本文抜粋:
高校バスケ冬の風物詩である同大会。今年、この大舞台で3年ぶりの優勝を狙うのは、全国大会優勝9回を誇る強豪・福岡第一高校だ。

ウインターカップ福岡県予選決勝での轟琉維選手

なかでも並々ならぬ思いで大会へ臨むのが、3年生の轟琉維選手。

現在ゲームキャプテンを務めエースとして活躍し、普段はあまり表情を出さずにプレーするクールな轟選手だが、昨年のウインターカップでは人目もはばからず号泣した。

◆「あの悔しさを二度と味わないために」

昨年のウインターカップ準決勝。福岡第一は、新潟県の強豪・帝京長岡高校と大接戦を繰り広げていた。

試合残り40秒。福岡第一が2点差を追う場面(63―61)でシュートを託されたのが、当時2年生の轟選手だ。

トップの位置から1on1を仕掛けゴール下へドライブし、身長203cmの相手選手の前からワンハンドシュートを放ったが、ボールはリングの奥に当たり、リバウンドを取られてしまう。

そして、このリバウンドから帝京長岡は豪快なダンクシュートにつなぎ、とどめを刺した。

「あの悔しさを二度と味わないために」――。轟選手は現在もよく、寮の部屋でこの試合の映像を見ながら課題を見つけているという。

リベンジへの気持ちは練習にも表れており、以前はただ打っていたシュート練習だったが、今では特にディフェンスを意識して試合を想定した動きのあるシュート練習をするようになり、練習量も2倍に。

そんな轟選手については、福岡第一の井手口孝コーチも、「正直、技術や練習が変わったことはないが、去年とは気持ちが違う。おれが勝たせるんだ、という気概が違う」とその覚悟に目を見張る。

U18日清食品トップリーグ決勝での轟選手

轟選手が福岡第一に入学したのは、同校の先輩であり、現在日本代表で活躍中の河村勇輝選手(横浜ビー・コルセアーズ)に憧れたから。

轟選手は、河村選手がつけていた“背番号8”を引き継いでいるが、その強い気概からこうも口にしている。「福岡第一の8番といえば、まだ河村勇輝さんと思われているが、もう勇輝さんの8番じゃなく、轟琉維の8番にしたい」。

◆夏のインターハイ、激闘の決勝

そんな轟選手率いる福岡第一は、今年夏のインターハイでまさに“劇的”な優勝を果たしている。

決勝を戦った相手は、開志国際高校(新潟)。第3クォーター終盤までは開志国際がリードしていたが、轟選手がブザービーターの3ポイントを決め、57―57の同点で第3クォーターが終了するまさに大接戦だった。

そして第4クォーター。互いに一歩も引かない展開で、残り4分30秒の時点で65―65の同点。しかしここから開志国際が猛攻し、72―65と7点差まで一気にリードをひろげる。「開始国際の優勝か…」と会場の多くの人が思い始めるが、福岡第一は諦めていなかった。

残り1分37秒。轟選手が3ポイントでファウルももらい、フリースロー3本を決め、74―72の2点差まで迫る。その後、開志国際に4点差までひろげられるも、終了目前(残り21秒)に2点差までつめる。

掲載項目:

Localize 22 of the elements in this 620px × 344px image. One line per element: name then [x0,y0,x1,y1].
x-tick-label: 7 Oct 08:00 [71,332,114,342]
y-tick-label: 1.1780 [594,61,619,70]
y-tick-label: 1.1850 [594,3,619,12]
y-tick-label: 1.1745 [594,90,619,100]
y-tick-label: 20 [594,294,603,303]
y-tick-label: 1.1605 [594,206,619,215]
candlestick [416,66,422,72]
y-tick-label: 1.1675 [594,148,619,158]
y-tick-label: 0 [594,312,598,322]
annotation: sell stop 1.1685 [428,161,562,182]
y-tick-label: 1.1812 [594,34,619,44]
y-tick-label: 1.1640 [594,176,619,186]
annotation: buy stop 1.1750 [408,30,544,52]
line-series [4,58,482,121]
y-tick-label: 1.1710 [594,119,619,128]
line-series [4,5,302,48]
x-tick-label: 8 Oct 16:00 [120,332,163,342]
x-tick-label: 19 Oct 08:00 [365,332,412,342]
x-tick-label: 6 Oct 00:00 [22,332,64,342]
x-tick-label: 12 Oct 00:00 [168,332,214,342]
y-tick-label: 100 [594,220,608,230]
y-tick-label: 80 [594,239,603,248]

設問一覧:
**1)** 本文抜粋によると、轟選手が福岡第一に入学した理由は何か。
**2)** 掲載項目の先頭から「y-tick-label: 1.1745 [594,90,619,100]」を含む行までを、「y-tick-label」を「y-axis-label」に置き換えて書き直すこと。

解答一覧:
**1)** 同校の先輩で、現在日本代表で活躍中の河村勇輝選手に憧れたから。

**2)**
Localize 22 of the elements in this 620px × 344px image. One line per element: name then [x0,y0,x1,y1].
x-tick-label: 7 Oct 08:00 [71,332,114,342]
y-axis-label: 1.1780 [594,61,619,70]
y-axis-label: 1.1850 [594,3,619,12]
y-axis-label: 1.1745 [594,90,619,100]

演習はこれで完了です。